## Brief
Find the lines containing the word "image" and copy every one of them.

-- BEGIN --

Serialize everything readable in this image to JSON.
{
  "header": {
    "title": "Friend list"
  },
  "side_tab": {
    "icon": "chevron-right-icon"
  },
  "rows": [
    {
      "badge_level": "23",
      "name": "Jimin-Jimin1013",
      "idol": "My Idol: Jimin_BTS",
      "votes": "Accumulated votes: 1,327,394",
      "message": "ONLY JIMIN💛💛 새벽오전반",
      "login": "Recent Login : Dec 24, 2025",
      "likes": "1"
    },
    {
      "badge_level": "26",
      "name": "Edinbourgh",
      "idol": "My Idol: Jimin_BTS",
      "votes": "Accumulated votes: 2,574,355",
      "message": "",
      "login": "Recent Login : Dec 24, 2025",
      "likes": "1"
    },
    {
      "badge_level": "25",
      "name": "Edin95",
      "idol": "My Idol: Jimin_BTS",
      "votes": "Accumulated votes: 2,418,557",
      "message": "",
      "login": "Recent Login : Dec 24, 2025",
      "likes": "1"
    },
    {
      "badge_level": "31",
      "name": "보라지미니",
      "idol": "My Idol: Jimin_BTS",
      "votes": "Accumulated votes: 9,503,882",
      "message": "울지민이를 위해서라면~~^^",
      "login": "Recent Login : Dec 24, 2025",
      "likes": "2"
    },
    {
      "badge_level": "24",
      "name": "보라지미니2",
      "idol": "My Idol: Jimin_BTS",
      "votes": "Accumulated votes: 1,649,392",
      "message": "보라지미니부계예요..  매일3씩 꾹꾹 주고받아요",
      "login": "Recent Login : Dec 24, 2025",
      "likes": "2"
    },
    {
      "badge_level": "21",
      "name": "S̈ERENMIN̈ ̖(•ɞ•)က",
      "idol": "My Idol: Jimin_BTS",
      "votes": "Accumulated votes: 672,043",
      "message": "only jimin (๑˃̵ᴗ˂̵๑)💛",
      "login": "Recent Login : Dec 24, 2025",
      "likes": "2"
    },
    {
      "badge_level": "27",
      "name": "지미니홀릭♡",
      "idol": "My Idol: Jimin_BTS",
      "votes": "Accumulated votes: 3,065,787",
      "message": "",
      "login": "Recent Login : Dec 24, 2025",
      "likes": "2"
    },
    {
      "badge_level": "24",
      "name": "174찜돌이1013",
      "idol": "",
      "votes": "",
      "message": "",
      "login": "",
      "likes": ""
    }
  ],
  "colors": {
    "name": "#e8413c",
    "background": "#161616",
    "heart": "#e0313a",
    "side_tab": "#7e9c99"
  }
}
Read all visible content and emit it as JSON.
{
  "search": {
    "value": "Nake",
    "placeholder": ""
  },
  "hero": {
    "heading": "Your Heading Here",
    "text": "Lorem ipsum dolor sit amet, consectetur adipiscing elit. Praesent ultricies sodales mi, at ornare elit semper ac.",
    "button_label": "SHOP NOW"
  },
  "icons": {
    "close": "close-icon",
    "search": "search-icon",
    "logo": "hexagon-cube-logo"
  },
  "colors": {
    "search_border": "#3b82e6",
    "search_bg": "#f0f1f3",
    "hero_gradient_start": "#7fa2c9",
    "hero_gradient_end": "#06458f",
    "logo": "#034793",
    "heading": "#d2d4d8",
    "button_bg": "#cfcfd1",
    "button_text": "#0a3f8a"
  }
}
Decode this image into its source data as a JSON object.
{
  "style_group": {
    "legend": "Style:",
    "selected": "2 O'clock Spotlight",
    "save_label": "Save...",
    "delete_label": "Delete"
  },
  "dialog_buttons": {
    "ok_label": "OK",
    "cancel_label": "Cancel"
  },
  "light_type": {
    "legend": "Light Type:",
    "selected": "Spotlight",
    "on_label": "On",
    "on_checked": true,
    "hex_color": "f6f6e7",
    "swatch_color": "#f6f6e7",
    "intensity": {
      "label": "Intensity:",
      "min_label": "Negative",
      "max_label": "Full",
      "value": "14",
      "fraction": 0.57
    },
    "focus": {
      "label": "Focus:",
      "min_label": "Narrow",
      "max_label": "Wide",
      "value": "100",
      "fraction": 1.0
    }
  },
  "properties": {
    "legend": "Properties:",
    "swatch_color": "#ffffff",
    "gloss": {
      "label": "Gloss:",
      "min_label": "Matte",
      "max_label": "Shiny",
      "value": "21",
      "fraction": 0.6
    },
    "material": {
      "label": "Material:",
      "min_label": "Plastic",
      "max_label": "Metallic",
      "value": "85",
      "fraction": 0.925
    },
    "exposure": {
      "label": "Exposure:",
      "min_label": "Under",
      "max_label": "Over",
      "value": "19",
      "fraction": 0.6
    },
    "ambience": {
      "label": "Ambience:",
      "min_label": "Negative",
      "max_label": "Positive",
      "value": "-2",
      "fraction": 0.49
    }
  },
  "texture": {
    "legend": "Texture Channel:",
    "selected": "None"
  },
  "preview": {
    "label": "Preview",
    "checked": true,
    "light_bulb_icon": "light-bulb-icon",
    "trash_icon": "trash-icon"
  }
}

-- END --

## Finished answer
Serialize everything readable in this image to JSON.
Decode this image into its source data as a JSON object.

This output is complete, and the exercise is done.